■ **DATA PROVIDED**:
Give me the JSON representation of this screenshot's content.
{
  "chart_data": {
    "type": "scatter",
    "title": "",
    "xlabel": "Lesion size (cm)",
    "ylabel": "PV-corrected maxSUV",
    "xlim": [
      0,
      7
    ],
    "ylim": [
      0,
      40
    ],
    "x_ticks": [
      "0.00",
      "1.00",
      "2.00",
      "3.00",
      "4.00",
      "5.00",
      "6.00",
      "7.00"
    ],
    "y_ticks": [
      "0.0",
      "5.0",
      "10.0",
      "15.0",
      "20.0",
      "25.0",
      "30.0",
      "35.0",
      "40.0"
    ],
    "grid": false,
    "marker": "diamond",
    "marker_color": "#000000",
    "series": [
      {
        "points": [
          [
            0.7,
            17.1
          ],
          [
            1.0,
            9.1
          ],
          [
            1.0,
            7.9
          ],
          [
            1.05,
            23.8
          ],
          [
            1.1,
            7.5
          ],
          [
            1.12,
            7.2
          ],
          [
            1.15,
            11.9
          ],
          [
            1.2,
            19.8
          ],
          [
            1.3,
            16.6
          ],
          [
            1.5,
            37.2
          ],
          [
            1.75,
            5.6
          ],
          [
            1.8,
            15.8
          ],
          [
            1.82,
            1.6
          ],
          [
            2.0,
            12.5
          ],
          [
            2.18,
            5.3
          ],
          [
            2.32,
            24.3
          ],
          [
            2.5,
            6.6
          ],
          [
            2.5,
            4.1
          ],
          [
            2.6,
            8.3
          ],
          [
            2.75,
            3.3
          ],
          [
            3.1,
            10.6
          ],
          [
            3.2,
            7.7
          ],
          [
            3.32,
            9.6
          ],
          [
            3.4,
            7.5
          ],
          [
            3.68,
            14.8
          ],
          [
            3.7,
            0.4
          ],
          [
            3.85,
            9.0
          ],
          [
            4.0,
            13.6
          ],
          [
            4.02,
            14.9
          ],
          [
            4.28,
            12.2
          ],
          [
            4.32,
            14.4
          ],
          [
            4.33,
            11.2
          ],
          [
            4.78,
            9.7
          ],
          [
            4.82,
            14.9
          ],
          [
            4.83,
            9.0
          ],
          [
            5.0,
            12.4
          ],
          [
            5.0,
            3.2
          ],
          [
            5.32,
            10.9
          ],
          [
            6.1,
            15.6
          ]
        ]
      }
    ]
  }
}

■ **WRITTEN TASK**: Print all of the entries exactly as they appear.

■ **OUTPUT OF THE EXERCISE**:
Give me the JSON representation of this screenshot's content.
{
  "chart_data": {
    "type": "scatter",
    "title": "",
    "xlabel": "Lesion size (cm)",
    "ylabel": "PV-corrected maxSUV",
    "xlim": [
      0,
      7
    ],
    "ylim": [
      0,
      40
    ],
    "x_ticks": [
      "0.00",
      "1.00",
      "2.00",
      "3.00",
      "4.00",
      "5.00",
      "6.00",
      "7.00"
    ],
    "y_ticks": [
      "0.0",
      "5.0",
      "10.0",
      "15.0",
      "20.0",
      "25.0",
      "30.0",
      "35.0",
      "40.0"
    ],
    "grid": false,
    "marker": "diamond",
    "marker_color": "#000000",
    "series": [
      {
        "points": [
          [
            0.7,
            17.1
          ],
          [
            1.0,
            9.1
          ],
          [
            1.0,
            7.9
          ],
          [
            1.05,
            23.8
          ],
          [
            1.1,
            7.5
          ],
          [
            1.12,
            7.2
          ],
          [
            1.15,
            11.9
          ],
          [
            1.2,
            19.8
          ],
          [
            1.3,
            16.6
          ],
          [
            1.5,
            37.2
          ],
          [
            1.75,
            5.6
          ],
          [
            1.8,
            15.8
          ],
          [
            1.82,
            1.6
          ],
          [
            2.0,
            12.5
          ],
          [
            2.18,
            5.3
          ],
          [
            2.32,
            24.3
          ],
          [
            2.5,
            6.6
          ],
          [
            2.5,
            4.1
          ],
          [
            2.6,
            8.3
          ],
          [
            2.75,
            3.3
          ],
          [
            3.1,
            10.6
          ],
          [
            3.2,
            7.7
          ],
          [
            3.32,
            9.6
          ],
          [
            3.4,
            7.5
          ],
          [
            3.68,
            14.8
          ],
          [
            3.7,
            0.4
          ],
          [
            3.85,
            9.0
          ],
          [
            4.0,
            13.6
          ],
          [
            4.02,
            14.9
          ],
          [
            4.28,
            12.2
          ],
          [
            4.32,
            14.4
          ],
          [
            4.33,
            11.2
          ],
          [
            4.78,
            9.7
          ],
          [
            4.82,
            14.9
          ],
          [
            4.83,
            9.0
          ],
          [
            5.0,
            12.4
          ],
          [
            5.0,
            3.2
          ],
          [
            5.32,
            10.9
          ],
          [
            6.1,
            15.6
          ]
        ]
      }
    ]
  }
}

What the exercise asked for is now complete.